(Direction)
The listing below is to be output in its exact form.
** BEGIN Source records **
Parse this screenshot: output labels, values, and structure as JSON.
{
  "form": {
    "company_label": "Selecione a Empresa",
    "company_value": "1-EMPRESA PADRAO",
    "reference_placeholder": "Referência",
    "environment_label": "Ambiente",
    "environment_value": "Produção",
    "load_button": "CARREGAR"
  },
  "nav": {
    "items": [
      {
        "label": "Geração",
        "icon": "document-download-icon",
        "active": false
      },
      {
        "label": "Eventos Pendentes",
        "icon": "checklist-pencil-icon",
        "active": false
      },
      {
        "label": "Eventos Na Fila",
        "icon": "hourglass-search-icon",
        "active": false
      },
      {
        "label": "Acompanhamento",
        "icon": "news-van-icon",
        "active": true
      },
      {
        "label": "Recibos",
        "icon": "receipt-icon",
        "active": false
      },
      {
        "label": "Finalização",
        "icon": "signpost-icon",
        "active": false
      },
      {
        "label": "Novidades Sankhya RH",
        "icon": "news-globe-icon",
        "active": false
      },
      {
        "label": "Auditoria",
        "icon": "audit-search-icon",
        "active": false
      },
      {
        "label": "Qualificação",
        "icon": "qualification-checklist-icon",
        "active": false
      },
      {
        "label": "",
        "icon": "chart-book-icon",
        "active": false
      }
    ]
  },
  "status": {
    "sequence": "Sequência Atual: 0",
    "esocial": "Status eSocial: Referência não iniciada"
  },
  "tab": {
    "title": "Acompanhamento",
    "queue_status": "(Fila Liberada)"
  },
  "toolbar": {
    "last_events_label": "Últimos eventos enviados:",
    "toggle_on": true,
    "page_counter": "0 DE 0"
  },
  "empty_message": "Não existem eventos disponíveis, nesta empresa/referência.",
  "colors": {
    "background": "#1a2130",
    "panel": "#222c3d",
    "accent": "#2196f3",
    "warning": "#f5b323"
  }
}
** END Source records **
(Solution to the exercise)
Parse this screenshot: output labels, values, and structure as JSON.
{
  "form": {
    "company_label": "Selecione a Empresa",
    "company_value": "1-EMPRESA PADRAO",
    "reference_placeholder": "Referência",
    "environment_label": "Ambiente",
    "environment_value": "Produção",
    "load_button": "CARREGAR"
  },
  "nav": {
    "items": [
      {
        "label": "Geração",
        "icon": "document-download-icon",
        "active": false
      },
      {
        "label": "Eventos Pendentes",
        "icon": "checklist-pencil-icon",
        "active": false
      },
      {
        "label": "Eventos Na Fila",
        "icon": "hourglass-search-icon",
        "active": false
      },
      {
        "label": "Acompanhamento",
        "icon": "news-van-icon",
        "active": true
      },
      {
        "label": "Recibos",
        "icon": "receipt-icon",
        "active": false
      },
      {
        "label": "Finalização",
        "icon": "signpost-icon",
        "active": false
      },
      {
        "label": "Novidades Sankhya RH",
        "icon": "news-globe-icon",
        "active": false
      },
      {
        "label": "Auditoria",
        "icon": "audit-search-icon",
        "active": false
      },
      {
        "label": "Qualificação",
        "icon": "qualification-checklist-icon",
        "active": false
      },
      {
        "label": "",
        "icon": "chart-book-icon",
        "active": false
      }
    ]
  },
  "status": {
    "sequence": "Sequência Atual: 0",
    "esocial": "Status eSocial: Referência não iniciada"
  },
  "tab": {
    "title": "Acompanhamento",
    "queue_status": "(Fila Liberada)"
  },
  "toolbar": {
    "last_events_label": "Últimos eventos enviados:",
    "toggle_on": true,
    "page_counter": "0 DE 0"
  },
  "empty_message": "Não existem eventos disponíveis, nesta empresa/referência.",
  "colors": {
    "background": "#1a2130",
    "panel": "#222c3d",
    "accent": "#2196f3",
    "warning": "#f5b323"
  }
}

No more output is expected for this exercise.